━━━ Entries provided
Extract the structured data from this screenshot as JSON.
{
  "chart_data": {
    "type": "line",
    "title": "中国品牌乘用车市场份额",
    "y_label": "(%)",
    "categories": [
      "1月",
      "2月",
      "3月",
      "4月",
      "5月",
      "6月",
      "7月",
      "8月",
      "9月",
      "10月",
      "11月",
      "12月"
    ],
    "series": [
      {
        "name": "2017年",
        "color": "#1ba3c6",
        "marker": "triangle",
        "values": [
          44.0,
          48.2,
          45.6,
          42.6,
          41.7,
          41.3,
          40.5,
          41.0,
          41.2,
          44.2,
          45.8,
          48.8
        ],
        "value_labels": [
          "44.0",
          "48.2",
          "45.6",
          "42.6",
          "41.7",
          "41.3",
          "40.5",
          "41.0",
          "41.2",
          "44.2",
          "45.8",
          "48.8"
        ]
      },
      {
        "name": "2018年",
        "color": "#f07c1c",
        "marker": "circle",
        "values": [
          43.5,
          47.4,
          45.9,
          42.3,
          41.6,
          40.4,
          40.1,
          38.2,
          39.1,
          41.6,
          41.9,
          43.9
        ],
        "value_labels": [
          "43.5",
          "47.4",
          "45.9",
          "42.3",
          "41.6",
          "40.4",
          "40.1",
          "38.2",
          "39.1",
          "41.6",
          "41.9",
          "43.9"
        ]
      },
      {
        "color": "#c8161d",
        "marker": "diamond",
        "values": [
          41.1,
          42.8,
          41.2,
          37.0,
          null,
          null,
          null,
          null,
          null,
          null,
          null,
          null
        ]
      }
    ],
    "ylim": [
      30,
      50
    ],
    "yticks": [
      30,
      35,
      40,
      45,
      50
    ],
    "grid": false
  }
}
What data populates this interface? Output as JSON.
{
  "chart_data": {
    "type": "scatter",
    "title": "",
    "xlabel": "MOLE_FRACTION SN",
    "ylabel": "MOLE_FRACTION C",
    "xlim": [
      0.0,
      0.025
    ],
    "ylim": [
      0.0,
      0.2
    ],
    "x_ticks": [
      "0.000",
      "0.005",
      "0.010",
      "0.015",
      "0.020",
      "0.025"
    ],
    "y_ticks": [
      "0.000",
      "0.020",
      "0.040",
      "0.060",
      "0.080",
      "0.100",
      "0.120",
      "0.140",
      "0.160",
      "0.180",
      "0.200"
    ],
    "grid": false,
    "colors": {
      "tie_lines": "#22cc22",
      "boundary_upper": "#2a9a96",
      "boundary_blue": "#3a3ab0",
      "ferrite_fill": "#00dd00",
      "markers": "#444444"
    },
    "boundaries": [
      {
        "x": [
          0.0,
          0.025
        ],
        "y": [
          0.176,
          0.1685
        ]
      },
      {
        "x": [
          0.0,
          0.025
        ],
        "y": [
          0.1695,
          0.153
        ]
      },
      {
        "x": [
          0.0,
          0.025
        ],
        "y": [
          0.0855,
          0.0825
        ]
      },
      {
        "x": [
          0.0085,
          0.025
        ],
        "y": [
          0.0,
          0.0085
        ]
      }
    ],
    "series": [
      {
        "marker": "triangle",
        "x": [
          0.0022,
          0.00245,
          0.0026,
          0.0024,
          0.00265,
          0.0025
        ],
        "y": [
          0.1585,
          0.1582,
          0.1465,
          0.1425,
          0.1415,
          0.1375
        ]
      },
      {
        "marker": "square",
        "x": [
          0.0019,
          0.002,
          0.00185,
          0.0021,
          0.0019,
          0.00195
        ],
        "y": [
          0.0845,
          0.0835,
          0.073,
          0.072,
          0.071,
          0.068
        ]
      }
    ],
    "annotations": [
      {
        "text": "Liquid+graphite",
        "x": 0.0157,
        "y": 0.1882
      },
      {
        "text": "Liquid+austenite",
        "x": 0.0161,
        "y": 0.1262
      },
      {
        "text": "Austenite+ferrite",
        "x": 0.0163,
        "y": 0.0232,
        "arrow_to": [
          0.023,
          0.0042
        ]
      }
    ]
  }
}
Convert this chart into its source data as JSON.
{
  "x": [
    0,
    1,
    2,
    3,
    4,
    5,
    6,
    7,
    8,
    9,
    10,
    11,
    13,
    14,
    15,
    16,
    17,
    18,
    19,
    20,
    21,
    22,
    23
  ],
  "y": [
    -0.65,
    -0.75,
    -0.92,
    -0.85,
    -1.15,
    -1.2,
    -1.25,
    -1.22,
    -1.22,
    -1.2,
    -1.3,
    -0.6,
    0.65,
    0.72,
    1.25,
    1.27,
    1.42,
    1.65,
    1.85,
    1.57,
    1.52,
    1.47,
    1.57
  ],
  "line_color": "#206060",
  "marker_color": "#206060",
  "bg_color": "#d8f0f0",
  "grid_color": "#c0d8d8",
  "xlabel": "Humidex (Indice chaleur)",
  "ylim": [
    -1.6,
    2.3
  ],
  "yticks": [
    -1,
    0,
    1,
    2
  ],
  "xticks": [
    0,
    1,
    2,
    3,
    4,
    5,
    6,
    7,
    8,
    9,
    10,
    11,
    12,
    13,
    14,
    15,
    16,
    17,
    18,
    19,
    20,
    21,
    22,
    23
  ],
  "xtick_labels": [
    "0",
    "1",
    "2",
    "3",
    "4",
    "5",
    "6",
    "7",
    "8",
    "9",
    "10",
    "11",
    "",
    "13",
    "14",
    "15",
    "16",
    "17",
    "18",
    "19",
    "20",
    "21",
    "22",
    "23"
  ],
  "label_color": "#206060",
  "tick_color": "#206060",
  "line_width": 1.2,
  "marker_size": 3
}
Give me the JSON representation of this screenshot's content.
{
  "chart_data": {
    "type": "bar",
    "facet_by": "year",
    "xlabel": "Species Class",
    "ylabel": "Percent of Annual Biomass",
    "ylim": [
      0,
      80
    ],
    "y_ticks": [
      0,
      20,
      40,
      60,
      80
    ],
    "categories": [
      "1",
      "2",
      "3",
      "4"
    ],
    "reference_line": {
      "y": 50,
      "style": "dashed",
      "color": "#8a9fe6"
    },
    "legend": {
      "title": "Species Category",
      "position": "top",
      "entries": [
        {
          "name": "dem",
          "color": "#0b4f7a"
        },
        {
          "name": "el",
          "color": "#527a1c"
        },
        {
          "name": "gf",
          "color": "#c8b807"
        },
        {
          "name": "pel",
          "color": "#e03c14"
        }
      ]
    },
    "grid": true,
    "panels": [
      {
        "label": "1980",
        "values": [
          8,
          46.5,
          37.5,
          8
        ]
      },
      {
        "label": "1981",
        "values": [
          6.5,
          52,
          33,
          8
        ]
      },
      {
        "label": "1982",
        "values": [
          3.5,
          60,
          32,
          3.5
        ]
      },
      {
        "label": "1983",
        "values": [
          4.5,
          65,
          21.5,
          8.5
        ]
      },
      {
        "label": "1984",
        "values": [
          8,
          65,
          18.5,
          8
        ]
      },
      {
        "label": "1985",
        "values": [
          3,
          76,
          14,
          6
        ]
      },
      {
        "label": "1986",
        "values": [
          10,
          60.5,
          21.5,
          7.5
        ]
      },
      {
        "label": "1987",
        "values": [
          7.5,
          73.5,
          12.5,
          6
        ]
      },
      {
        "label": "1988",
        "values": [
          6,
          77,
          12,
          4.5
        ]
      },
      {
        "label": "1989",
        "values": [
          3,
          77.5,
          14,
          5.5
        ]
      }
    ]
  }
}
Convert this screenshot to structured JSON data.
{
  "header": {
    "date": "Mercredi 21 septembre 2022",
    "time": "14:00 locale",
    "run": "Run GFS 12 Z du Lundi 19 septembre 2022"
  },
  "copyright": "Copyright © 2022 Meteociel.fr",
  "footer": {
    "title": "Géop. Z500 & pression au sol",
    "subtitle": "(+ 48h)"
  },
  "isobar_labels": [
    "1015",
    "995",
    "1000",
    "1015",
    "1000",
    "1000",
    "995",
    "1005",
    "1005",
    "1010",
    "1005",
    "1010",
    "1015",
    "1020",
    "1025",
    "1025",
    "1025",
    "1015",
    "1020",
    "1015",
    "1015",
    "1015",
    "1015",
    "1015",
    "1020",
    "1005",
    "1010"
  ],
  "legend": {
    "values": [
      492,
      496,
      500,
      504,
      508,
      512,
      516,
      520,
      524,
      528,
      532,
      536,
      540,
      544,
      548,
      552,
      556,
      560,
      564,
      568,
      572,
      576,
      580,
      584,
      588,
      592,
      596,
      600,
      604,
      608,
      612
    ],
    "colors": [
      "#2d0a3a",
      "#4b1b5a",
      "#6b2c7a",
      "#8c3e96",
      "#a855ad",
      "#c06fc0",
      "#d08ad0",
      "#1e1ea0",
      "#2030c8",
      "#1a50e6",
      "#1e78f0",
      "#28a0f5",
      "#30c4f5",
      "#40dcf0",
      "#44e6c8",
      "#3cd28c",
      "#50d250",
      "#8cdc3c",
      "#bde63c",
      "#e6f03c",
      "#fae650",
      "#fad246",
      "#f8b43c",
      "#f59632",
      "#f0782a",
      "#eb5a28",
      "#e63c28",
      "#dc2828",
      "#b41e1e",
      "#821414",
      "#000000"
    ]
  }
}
━━━━━━
# Aim:
In the listing, find all lines with the string "text" and copy them.

# Answer in full:
        "text": "Liquid+graphite",
        "text": "Liquid+austenite",
        "text": "Austenite+ferrite",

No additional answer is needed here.